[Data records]
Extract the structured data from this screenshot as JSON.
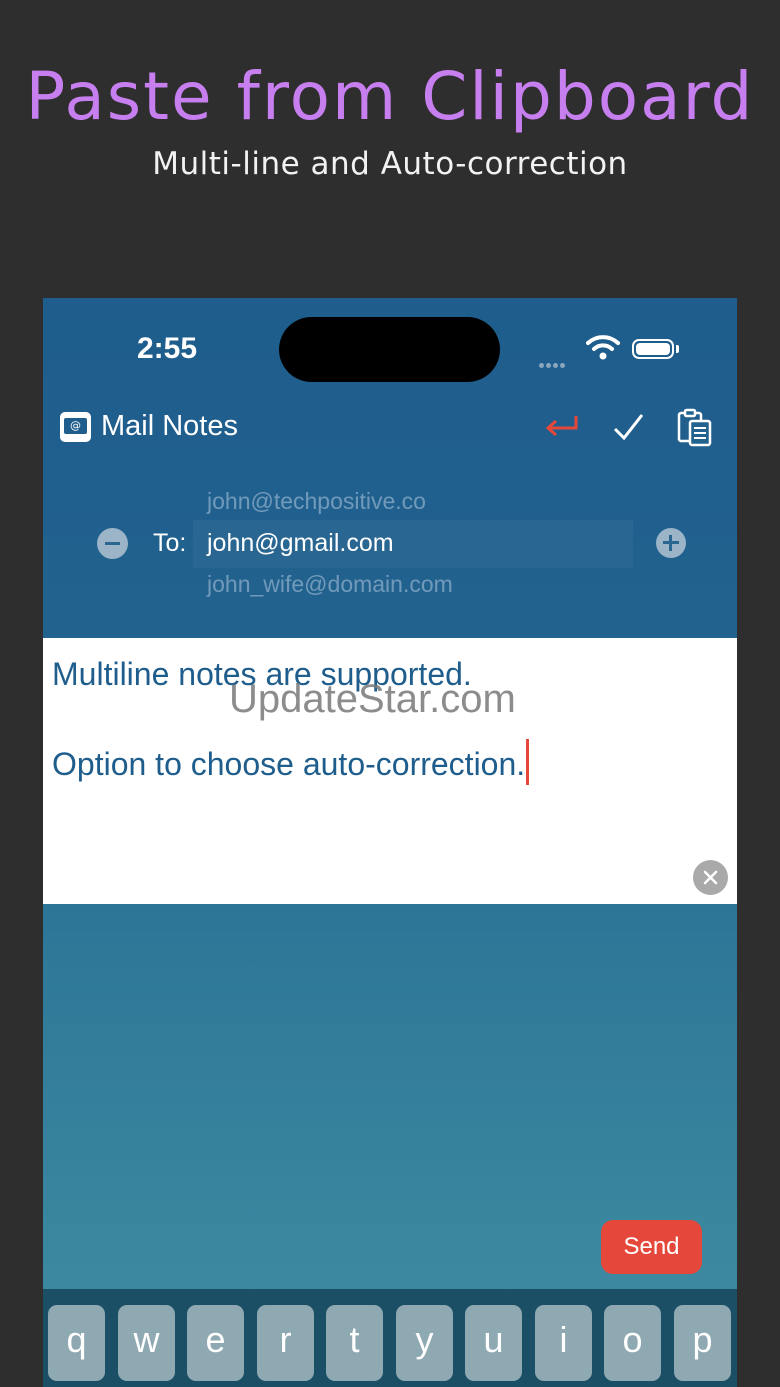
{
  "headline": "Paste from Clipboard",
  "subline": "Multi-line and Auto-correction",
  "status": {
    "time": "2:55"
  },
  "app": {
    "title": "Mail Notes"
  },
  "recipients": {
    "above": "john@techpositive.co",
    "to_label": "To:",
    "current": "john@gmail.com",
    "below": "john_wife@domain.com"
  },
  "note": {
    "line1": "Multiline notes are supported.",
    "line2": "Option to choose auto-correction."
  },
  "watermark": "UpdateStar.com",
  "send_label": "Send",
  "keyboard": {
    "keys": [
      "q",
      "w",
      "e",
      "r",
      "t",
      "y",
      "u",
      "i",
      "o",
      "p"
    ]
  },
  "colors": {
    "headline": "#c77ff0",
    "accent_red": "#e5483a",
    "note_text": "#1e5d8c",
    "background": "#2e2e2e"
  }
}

Your task: Among the lines of the data, identify those with the word "from". Copy each of them.

Task solution:
Extract the structured data from this screenshot as JSON.
  "headline": "Paste from Clipboard",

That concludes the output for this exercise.